## Recorded information
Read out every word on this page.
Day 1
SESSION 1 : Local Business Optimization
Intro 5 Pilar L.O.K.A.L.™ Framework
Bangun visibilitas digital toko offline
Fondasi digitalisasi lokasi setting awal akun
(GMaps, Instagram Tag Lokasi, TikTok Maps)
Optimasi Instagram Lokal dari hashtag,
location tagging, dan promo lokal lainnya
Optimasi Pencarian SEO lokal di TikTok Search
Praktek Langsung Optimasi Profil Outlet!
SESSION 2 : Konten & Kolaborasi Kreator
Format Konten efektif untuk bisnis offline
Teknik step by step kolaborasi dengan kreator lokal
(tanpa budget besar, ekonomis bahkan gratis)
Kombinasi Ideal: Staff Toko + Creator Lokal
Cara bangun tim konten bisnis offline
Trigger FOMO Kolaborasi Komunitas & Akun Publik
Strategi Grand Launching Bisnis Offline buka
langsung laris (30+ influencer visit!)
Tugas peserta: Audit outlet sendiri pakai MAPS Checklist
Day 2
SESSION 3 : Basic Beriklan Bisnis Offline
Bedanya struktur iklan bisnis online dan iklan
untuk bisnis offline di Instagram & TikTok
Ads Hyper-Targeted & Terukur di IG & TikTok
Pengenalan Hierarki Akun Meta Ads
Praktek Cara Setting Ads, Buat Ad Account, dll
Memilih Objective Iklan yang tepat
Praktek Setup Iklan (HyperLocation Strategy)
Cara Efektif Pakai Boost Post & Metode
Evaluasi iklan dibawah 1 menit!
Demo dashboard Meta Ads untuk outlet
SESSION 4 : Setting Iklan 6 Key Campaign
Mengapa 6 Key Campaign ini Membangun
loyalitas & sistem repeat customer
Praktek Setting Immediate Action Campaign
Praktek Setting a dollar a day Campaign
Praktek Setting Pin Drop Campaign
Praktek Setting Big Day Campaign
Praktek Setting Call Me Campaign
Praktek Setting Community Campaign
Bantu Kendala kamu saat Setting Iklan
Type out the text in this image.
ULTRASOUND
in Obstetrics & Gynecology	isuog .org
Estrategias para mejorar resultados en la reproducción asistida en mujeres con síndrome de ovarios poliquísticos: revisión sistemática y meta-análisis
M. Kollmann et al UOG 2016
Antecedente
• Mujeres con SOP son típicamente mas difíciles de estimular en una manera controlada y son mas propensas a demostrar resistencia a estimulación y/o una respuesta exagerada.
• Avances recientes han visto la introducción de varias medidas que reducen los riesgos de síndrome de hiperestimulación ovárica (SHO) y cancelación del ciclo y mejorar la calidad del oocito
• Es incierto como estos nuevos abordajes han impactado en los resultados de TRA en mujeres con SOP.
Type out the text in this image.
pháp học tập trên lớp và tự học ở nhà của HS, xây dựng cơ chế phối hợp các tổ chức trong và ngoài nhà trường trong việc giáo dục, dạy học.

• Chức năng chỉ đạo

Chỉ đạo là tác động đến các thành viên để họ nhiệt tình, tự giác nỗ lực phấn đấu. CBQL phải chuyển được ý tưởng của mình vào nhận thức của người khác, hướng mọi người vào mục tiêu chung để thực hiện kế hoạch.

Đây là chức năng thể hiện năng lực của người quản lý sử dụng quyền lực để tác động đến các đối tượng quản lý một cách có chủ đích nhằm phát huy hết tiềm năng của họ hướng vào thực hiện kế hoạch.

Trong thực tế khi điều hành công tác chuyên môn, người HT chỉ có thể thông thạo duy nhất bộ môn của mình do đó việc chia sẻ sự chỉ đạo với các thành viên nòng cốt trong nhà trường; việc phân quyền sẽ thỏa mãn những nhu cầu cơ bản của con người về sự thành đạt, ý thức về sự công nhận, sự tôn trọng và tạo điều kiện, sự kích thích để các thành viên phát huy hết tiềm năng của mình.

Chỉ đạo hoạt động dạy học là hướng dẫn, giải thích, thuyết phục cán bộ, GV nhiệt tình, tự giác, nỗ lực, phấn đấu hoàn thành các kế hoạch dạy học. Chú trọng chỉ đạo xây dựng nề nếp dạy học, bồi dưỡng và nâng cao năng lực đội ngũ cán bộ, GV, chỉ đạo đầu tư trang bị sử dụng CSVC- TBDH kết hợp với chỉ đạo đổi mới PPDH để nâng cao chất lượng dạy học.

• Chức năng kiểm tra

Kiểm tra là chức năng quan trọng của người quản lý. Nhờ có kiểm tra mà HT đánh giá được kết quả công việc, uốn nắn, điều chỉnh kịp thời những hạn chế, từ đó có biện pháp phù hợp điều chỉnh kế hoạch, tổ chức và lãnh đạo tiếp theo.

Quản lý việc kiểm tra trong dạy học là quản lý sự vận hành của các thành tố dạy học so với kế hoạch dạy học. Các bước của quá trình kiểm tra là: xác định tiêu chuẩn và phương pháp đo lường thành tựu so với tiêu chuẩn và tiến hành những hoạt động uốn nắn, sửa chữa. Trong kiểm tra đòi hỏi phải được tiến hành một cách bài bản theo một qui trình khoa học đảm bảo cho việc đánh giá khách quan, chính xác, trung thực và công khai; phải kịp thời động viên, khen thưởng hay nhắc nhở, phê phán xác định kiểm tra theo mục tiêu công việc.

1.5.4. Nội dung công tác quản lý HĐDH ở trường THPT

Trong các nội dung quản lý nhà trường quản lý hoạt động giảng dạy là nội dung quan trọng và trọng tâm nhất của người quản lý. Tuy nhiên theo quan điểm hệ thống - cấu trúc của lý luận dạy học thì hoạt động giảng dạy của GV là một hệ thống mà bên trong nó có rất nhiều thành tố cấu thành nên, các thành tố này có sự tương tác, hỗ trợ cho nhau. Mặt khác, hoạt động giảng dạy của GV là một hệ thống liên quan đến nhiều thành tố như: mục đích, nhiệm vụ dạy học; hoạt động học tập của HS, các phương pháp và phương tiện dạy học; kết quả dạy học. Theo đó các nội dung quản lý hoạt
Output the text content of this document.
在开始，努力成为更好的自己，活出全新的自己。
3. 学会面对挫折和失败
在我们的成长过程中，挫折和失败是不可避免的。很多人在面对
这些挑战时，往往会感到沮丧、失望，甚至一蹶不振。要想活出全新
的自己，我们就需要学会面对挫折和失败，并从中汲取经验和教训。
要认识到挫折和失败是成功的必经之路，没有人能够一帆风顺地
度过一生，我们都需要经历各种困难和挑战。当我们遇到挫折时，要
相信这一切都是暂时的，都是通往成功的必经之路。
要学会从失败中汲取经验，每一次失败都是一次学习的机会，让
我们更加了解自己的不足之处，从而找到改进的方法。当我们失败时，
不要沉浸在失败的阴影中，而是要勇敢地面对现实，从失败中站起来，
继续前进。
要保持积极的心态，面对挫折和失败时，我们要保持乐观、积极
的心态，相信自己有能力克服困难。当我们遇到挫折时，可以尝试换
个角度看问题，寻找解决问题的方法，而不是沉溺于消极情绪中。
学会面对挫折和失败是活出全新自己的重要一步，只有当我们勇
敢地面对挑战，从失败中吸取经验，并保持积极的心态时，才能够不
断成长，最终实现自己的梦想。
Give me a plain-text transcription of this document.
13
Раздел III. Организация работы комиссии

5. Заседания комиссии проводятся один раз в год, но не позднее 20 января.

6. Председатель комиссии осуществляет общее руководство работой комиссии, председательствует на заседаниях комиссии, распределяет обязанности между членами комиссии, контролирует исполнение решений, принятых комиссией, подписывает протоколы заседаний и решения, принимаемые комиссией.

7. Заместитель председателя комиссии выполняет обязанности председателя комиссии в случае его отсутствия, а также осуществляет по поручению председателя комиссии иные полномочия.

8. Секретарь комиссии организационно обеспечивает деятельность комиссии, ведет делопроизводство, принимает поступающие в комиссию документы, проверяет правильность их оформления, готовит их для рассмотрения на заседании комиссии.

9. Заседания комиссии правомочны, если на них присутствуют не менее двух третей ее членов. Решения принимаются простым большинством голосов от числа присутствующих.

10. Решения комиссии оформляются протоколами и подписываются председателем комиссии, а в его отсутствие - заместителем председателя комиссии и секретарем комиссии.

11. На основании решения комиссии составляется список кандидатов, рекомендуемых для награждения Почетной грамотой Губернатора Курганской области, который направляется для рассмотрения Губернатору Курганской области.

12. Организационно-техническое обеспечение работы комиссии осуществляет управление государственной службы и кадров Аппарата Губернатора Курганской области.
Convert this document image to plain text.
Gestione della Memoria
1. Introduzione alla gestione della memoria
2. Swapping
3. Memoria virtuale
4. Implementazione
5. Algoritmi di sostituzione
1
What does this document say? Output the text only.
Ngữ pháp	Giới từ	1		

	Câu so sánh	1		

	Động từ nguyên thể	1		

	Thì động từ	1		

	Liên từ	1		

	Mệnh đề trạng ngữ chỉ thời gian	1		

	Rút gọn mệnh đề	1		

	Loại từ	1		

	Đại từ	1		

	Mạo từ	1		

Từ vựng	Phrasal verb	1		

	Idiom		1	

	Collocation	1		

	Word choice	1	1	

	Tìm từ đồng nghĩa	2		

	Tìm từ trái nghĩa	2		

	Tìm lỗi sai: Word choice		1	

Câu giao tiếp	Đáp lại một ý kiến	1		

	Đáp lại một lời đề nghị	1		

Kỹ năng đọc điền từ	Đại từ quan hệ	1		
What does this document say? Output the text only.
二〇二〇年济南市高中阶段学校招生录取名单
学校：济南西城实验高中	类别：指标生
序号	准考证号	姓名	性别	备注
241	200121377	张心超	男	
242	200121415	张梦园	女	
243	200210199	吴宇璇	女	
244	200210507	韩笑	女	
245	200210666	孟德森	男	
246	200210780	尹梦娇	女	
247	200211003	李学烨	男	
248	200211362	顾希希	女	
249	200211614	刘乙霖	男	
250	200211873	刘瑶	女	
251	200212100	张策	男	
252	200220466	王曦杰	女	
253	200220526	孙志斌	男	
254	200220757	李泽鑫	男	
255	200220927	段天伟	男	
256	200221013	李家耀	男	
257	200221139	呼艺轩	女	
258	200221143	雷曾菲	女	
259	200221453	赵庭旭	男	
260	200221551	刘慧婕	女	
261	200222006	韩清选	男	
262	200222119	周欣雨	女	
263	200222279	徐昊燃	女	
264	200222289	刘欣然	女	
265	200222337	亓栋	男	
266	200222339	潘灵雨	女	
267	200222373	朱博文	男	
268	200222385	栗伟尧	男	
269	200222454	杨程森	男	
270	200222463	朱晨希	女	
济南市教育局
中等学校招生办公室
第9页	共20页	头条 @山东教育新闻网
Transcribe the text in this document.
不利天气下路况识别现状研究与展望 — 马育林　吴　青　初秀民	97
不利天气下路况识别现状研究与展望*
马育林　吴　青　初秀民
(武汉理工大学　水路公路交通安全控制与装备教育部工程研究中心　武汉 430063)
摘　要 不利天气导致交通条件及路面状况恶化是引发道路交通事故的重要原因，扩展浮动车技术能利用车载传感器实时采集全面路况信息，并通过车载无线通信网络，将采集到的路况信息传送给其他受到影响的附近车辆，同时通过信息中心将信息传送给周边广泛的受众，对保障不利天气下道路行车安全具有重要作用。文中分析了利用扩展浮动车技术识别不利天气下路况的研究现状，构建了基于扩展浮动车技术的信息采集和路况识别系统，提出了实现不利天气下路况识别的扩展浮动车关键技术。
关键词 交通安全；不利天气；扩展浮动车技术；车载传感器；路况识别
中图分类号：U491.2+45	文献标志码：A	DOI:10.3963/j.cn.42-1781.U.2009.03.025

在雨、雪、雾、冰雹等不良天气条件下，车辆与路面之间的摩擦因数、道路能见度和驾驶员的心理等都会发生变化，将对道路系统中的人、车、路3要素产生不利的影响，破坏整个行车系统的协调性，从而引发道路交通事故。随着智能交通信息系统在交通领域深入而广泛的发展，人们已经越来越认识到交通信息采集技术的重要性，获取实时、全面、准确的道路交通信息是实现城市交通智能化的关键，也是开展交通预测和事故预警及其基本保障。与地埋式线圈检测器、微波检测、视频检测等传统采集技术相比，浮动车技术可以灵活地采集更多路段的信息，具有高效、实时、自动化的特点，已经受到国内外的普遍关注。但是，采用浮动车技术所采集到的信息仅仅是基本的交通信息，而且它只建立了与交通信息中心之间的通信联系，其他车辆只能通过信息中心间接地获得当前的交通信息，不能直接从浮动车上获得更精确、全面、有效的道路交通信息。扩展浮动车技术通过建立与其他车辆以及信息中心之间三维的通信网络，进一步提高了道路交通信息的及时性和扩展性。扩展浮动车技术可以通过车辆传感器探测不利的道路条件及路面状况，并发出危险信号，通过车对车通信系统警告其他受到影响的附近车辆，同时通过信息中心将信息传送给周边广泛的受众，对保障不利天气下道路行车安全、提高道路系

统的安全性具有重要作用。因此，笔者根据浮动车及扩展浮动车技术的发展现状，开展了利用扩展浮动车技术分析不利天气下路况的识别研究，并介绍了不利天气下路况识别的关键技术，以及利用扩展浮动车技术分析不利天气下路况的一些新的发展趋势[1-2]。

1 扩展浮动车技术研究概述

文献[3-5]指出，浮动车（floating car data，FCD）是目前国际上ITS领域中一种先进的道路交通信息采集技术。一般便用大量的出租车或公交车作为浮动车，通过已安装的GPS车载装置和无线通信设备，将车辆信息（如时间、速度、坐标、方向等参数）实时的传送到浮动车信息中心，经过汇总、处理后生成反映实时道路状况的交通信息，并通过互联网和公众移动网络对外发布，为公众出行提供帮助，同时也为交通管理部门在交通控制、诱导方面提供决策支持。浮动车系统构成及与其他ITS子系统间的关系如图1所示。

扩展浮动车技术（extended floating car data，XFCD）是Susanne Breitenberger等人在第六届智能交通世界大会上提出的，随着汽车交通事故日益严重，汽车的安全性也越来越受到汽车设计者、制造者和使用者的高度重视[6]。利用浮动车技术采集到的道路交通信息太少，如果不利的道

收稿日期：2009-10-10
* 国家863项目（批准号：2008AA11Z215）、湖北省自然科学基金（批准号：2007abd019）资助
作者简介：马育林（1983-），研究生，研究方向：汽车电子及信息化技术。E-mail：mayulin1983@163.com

## Problem description
Which lines contain the word "thức"? Copy each one.

## Solution to this problem
Chỉ đạo là tác động đến các thành viên để họ nhiệt tình, tự giác nỗ lực phấn đấu. CBQL phải chuyển được ý tưởng của mình vào nhận thức của người khác, hướng mọi người vào mục tiêu chung để thực hiện kế hoạch.
Trong thực tế khi điều hành công tác chuyên môn, người HT chỉ có thể thông thạo duy nhất bộ môn của mình do đó việc chia sẻ sự chỉ đạo với các thành viên nòng cốt trong nhà trường; việc phân quyền sẽ thỏa mãn những nhu cầu cơ bản của con người về sự thành đạt, ý thức về sự công nhận, sự tôn trọng và tạo điều kiện, sự kích thích để các thành viên phát huy hết tiềm năng của mình.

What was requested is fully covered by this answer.